• SET TASK:
Where does the string "JSON" appear? Copy every line of the entries below that holds it.

• MATERIAL FOR THIS TASK:
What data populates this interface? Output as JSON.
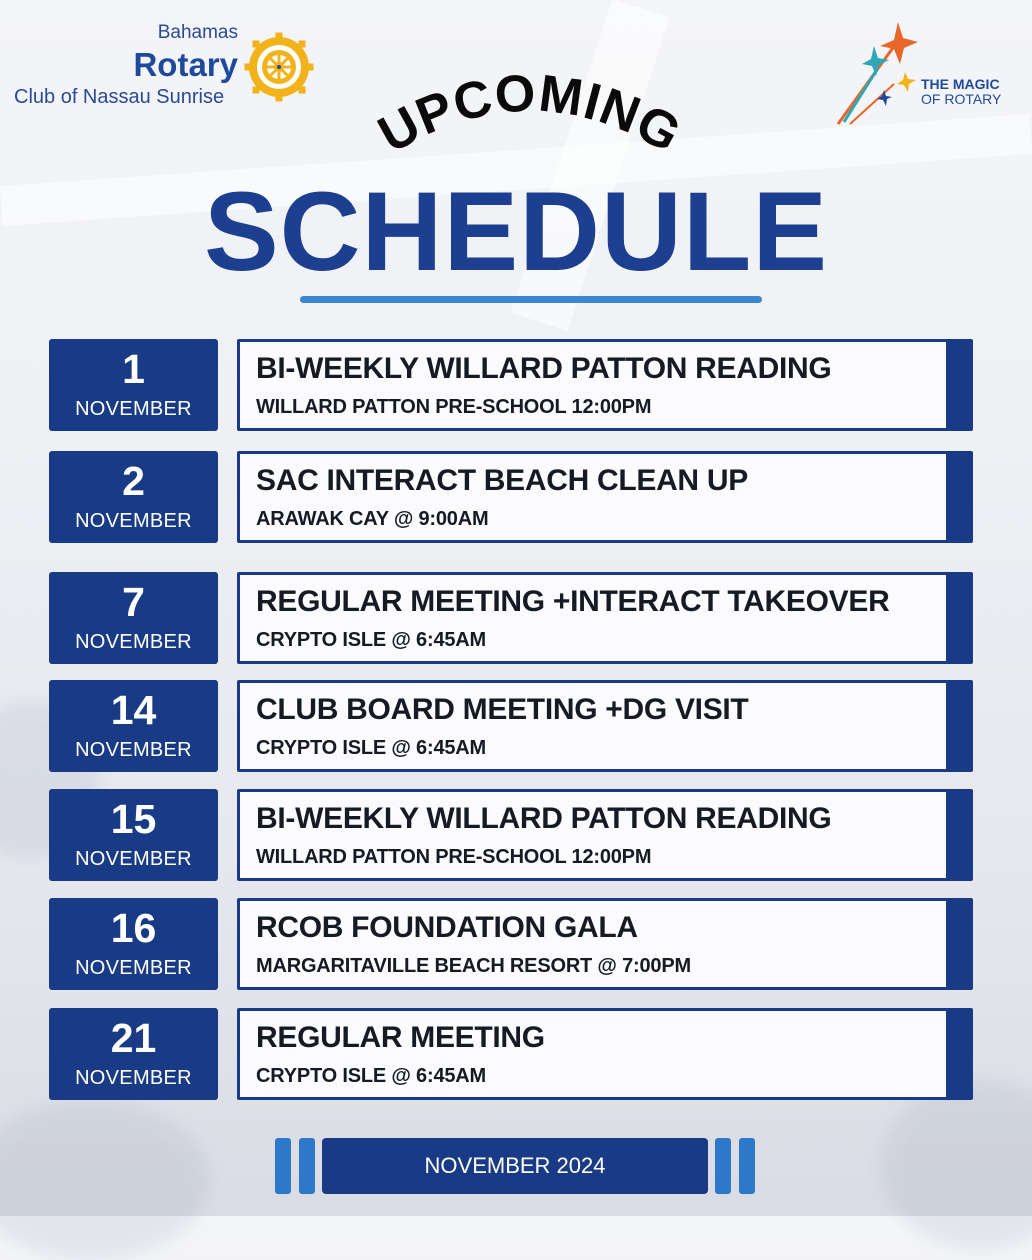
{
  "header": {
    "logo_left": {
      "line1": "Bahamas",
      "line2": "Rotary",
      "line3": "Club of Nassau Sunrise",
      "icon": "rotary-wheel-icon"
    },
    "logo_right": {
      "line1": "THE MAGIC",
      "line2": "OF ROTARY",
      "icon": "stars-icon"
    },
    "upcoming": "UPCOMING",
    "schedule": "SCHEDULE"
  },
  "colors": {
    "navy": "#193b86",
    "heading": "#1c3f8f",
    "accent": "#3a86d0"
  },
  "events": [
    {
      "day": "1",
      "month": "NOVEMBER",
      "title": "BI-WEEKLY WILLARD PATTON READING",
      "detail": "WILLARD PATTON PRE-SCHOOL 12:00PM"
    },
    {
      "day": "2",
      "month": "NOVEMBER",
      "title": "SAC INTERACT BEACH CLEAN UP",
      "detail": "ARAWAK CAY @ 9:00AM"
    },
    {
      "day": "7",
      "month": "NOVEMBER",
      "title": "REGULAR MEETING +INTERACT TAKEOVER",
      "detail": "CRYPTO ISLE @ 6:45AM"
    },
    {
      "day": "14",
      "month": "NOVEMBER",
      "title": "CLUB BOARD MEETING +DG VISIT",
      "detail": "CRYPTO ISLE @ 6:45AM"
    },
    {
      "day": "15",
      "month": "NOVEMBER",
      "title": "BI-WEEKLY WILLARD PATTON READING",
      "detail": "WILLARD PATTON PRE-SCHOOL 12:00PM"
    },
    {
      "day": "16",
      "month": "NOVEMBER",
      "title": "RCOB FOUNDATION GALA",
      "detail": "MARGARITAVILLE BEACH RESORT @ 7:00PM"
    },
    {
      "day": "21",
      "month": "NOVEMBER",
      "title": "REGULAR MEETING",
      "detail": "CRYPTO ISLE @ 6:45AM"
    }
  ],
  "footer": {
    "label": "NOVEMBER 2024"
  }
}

* * *

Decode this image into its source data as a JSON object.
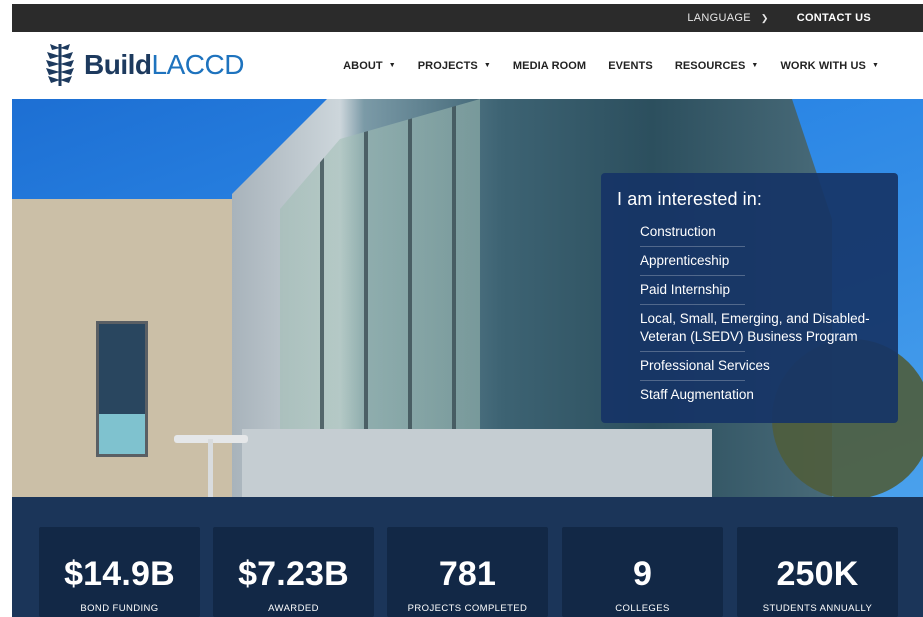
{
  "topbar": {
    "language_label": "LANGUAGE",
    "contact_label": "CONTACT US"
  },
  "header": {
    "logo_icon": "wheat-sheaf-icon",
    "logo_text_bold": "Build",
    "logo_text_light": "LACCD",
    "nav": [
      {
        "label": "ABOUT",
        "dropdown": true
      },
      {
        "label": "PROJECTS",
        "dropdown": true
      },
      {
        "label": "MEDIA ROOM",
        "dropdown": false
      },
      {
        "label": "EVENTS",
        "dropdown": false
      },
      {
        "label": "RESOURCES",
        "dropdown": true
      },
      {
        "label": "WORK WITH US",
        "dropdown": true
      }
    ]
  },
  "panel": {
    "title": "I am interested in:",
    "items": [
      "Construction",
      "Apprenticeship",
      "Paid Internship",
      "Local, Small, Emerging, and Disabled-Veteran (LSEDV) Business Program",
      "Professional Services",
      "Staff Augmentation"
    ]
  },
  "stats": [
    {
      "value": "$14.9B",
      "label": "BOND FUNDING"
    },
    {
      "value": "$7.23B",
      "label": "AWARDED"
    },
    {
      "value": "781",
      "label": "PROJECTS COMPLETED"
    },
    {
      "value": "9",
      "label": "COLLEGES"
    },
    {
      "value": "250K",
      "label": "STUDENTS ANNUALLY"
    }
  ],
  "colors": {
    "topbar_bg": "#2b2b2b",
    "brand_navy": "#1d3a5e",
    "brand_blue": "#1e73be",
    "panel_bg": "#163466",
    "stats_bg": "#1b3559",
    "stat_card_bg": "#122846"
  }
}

• SOLUTION TO THIS EXERCISE:
What data populates this interface? Output as JSON.
Decode this image into its source data as a JSON object.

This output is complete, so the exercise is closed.